Figure dataset records

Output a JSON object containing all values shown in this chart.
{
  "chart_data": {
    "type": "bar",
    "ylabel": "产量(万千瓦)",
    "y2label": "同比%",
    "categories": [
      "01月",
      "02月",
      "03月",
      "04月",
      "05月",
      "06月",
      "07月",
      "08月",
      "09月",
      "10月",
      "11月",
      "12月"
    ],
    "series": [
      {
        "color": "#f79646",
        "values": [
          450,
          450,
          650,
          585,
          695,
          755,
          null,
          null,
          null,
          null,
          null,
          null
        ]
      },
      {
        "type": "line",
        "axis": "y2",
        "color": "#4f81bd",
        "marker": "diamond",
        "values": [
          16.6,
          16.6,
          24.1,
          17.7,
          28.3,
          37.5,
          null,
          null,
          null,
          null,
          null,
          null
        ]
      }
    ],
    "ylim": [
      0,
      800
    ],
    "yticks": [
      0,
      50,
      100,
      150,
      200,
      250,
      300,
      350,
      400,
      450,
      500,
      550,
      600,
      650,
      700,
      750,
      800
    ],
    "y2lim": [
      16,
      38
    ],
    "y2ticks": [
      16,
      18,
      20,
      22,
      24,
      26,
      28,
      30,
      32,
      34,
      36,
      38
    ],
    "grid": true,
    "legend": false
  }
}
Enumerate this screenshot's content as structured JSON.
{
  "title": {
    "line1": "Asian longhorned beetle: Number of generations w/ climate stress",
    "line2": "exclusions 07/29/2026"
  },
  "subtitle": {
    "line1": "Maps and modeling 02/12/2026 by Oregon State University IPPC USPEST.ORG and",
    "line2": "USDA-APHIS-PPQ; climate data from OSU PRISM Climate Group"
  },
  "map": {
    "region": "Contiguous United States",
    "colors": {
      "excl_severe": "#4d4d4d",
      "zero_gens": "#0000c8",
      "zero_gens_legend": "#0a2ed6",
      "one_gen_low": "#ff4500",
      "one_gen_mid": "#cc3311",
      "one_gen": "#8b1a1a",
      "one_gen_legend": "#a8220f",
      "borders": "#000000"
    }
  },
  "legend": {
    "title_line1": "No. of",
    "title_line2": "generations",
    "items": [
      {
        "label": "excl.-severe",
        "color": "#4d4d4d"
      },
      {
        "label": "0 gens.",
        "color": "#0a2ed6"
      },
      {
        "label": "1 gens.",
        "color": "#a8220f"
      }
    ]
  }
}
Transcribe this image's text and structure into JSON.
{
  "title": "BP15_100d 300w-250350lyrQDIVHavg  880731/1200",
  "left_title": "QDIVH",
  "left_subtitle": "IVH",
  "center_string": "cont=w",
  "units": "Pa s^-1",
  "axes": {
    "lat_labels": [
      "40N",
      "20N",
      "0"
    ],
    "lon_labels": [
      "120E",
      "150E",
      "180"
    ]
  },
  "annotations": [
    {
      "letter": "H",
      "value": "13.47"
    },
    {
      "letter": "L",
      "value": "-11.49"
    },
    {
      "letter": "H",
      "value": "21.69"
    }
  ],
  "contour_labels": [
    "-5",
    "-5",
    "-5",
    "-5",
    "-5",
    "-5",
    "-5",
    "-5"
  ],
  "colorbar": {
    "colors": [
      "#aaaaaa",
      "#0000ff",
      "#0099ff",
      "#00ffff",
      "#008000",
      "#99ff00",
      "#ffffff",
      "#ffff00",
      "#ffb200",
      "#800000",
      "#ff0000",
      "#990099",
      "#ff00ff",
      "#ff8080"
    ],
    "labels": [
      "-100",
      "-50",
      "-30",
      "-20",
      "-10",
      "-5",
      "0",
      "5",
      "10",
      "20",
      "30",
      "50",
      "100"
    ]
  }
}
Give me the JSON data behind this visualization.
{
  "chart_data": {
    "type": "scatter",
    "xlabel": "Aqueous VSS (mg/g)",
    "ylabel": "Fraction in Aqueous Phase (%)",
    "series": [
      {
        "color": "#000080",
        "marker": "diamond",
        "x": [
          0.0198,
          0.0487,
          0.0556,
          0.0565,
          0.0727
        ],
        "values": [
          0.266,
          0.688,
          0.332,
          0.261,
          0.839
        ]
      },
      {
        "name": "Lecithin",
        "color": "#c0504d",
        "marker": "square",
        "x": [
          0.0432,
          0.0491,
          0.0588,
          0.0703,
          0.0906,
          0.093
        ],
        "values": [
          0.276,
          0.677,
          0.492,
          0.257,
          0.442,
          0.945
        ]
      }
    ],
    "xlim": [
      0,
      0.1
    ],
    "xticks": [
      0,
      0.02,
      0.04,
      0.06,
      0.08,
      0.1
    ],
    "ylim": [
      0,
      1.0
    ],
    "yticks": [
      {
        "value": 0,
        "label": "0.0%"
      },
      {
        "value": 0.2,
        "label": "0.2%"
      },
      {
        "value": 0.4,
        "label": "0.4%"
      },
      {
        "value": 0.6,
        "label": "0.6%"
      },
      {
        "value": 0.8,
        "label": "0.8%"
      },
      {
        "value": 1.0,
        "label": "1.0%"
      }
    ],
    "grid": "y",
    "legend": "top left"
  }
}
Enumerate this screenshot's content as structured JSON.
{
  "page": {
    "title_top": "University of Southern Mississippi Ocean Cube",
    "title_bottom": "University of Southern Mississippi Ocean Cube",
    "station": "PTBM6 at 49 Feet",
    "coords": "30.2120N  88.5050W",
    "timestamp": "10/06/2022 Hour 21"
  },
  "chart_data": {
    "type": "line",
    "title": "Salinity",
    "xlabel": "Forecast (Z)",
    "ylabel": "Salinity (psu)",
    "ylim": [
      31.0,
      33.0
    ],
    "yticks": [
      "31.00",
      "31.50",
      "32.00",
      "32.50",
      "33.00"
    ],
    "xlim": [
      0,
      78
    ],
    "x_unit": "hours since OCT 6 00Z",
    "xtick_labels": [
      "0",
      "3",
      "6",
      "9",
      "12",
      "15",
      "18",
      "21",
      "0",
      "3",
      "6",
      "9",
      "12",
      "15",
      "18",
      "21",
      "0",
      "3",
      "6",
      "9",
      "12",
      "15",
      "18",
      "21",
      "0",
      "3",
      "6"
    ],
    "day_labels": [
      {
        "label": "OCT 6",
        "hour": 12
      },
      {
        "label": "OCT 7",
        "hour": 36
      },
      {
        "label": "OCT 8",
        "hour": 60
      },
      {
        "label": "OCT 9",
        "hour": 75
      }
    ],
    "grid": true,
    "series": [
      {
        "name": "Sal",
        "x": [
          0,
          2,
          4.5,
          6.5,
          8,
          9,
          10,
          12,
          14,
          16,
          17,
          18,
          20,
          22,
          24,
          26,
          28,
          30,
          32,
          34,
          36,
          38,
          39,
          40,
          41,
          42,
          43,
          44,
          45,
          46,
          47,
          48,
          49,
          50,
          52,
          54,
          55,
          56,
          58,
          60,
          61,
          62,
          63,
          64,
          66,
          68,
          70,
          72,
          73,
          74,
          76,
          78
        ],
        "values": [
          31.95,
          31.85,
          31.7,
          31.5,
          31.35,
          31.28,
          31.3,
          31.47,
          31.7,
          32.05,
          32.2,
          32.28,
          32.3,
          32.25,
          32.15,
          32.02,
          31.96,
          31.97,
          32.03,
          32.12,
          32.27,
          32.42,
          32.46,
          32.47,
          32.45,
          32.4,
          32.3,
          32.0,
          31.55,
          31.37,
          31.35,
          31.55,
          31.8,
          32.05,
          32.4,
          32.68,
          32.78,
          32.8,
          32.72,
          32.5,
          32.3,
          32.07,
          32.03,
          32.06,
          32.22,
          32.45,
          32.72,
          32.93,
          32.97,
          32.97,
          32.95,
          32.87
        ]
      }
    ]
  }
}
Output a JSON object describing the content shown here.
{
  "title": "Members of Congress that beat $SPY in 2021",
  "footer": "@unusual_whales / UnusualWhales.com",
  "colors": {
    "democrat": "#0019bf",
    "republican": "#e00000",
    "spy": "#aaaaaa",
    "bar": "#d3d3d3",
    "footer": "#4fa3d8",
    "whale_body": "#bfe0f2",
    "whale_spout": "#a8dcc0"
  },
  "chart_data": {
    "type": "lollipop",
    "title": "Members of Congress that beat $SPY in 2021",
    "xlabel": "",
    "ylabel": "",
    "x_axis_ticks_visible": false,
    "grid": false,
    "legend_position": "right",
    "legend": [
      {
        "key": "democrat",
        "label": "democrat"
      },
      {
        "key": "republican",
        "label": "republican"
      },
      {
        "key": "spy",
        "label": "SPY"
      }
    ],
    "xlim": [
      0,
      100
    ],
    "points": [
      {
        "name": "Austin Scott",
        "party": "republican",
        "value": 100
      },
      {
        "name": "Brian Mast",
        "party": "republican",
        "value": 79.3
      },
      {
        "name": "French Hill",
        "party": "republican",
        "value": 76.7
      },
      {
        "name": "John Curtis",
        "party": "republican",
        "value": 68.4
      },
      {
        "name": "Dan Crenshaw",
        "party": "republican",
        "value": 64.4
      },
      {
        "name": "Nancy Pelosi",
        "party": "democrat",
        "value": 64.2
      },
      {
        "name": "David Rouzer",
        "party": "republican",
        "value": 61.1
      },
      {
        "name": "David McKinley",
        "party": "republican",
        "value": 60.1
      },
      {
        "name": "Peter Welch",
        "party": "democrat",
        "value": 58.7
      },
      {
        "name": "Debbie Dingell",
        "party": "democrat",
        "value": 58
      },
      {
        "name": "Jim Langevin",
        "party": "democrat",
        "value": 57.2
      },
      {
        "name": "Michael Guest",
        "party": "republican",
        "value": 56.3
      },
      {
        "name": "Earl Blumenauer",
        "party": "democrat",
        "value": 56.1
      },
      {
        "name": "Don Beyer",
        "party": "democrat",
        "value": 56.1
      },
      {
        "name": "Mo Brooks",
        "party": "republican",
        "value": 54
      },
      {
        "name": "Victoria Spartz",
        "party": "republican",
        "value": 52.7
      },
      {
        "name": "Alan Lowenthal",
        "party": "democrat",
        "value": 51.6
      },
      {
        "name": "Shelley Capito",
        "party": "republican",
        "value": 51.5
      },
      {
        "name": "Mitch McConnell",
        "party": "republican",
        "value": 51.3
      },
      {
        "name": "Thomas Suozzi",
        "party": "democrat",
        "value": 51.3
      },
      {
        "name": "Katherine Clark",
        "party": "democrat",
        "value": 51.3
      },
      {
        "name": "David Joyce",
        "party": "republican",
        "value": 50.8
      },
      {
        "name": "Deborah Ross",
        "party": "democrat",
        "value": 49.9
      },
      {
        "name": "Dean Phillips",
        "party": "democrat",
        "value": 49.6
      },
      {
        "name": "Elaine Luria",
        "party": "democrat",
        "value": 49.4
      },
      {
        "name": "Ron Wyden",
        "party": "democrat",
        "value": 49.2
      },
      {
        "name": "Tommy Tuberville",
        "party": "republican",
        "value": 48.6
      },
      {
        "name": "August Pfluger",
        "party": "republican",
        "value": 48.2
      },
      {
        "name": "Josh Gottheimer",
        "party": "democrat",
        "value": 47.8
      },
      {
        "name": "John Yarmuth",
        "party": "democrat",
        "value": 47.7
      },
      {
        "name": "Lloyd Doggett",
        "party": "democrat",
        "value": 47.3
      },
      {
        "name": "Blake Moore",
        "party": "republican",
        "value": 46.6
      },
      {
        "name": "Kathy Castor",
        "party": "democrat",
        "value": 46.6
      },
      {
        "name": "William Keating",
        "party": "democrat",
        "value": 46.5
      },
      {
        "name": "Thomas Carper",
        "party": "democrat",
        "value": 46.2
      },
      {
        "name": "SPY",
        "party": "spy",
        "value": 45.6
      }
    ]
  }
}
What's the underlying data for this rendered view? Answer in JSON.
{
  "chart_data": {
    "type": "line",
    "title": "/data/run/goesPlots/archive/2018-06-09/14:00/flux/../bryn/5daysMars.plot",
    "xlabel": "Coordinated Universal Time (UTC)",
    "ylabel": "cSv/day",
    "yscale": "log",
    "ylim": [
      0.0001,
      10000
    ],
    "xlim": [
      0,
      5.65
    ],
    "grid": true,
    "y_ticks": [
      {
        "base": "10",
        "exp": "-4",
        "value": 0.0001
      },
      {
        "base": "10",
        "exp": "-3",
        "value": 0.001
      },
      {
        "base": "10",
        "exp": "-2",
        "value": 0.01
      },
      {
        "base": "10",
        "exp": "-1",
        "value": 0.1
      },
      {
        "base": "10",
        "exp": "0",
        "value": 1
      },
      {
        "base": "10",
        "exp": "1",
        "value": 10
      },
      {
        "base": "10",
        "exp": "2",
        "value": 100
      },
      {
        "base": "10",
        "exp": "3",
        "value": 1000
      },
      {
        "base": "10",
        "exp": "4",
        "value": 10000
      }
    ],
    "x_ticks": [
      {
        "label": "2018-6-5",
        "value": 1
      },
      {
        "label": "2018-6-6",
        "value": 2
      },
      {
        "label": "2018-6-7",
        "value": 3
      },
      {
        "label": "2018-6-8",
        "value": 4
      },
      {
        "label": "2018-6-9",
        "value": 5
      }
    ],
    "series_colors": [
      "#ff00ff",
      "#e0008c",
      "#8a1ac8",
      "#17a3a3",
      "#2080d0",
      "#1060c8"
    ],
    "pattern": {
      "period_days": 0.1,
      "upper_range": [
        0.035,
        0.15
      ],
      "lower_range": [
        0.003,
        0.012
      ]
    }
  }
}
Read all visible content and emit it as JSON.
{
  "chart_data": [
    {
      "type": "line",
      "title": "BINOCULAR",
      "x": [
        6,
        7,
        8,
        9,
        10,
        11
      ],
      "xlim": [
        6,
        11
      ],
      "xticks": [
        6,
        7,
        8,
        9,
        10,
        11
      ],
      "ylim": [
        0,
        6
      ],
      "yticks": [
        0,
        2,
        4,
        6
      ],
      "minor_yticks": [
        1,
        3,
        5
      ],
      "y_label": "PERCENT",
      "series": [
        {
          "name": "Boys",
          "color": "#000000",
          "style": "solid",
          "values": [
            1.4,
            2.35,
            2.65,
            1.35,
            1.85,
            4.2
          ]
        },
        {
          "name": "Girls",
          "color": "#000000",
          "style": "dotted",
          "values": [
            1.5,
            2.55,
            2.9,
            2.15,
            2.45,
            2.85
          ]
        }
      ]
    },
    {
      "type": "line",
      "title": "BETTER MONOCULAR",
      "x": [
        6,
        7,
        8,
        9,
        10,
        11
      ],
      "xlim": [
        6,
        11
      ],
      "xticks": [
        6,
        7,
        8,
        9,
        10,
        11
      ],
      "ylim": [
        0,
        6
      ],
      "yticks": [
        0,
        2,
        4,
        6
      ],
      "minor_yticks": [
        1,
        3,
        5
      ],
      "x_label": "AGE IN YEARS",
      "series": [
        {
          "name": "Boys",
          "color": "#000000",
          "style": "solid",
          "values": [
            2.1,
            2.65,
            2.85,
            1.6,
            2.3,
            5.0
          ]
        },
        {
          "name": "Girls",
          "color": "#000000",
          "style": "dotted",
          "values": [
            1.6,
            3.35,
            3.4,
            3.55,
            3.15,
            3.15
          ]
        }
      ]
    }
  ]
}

#### [Brief]
Copy out all lines above that include the string "climate".

#### [Reply]
    "line1": "Asian longhorned beetle: Number of generations w/ climate stress",
    "line2": "USDA-APHIS-PPQ; climate data from OSU PRISM Climate Group"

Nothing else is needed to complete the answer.